**AIM OF THE EXERCISE**: How many lines of these entries hold the string "consumption"? Reply with the number alone.

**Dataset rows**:
· · · · ·

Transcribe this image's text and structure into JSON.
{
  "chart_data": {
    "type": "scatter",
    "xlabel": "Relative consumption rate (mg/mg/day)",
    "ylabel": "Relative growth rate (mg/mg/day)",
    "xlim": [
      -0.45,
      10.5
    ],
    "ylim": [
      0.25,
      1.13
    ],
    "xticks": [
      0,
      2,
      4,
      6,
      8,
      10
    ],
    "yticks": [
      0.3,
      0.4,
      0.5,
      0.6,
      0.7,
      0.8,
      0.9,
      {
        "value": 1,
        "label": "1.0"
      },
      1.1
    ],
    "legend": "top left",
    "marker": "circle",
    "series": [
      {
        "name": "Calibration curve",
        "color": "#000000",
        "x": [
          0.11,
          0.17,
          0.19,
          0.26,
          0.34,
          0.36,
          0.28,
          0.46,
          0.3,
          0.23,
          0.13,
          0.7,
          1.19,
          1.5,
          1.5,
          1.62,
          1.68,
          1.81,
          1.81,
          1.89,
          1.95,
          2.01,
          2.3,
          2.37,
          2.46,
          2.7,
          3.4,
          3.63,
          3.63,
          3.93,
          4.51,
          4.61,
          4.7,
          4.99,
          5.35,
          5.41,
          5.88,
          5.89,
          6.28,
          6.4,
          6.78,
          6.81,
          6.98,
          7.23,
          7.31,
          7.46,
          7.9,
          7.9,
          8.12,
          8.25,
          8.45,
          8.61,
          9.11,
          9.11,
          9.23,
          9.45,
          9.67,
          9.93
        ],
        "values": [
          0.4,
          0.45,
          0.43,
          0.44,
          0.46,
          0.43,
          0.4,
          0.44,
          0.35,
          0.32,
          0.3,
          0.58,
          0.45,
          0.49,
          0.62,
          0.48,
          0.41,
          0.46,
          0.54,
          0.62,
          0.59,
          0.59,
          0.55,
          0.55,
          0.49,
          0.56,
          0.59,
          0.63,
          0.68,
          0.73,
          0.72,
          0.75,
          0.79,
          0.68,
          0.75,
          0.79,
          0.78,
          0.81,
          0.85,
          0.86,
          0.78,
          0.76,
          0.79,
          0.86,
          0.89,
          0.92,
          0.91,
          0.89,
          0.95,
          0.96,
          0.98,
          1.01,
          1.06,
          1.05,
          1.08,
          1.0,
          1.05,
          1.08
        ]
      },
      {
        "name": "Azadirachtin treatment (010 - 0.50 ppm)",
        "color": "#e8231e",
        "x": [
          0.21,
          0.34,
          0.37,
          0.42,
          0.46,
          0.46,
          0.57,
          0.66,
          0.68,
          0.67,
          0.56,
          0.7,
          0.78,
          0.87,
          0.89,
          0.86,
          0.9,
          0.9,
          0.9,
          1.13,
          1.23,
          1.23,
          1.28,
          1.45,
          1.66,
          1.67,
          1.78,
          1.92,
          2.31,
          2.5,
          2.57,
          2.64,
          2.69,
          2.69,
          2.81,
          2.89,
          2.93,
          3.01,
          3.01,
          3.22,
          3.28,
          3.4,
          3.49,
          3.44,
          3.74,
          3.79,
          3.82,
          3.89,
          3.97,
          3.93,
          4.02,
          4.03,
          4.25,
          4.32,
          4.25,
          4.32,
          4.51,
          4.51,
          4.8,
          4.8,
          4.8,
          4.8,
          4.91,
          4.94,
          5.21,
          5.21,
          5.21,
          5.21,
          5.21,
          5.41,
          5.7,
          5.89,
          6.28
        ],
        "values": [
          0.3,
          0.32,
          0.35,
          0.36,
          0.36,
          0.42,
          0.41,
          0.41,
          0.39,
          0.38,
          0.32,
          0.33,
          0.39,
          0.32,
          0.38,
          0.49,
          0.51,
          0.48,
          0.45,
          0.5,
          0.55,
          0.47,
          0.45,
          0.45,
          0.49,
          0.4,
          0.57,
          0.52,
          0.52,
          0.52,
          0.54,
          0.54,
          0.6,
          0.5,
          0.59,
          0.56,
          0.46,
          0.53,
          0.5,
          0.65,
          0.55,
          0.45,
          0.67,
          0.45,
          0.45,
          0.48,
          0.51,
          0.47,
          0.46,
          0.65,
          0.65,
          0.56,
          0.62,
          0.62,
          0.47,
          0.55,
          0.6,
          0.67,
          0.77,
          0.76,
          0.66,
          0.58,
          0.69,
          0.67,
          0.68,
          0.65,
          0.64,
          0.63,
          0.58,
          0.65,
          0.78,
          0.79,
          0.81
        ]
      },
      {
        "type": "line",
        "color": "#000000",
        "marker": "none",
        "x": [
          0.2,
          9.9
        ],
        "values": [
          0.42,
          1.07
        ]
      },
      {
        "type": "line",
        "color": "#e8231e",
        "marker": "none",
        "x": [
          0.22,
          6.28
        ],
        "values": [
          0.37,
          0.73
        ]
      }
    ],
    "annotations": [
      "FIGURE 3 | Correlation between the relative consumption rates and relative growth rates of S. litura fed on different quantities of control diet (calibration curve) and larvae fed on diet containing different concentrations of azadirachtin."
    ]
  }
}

· · · · ·

**PROBLEM SOLUTION**: 2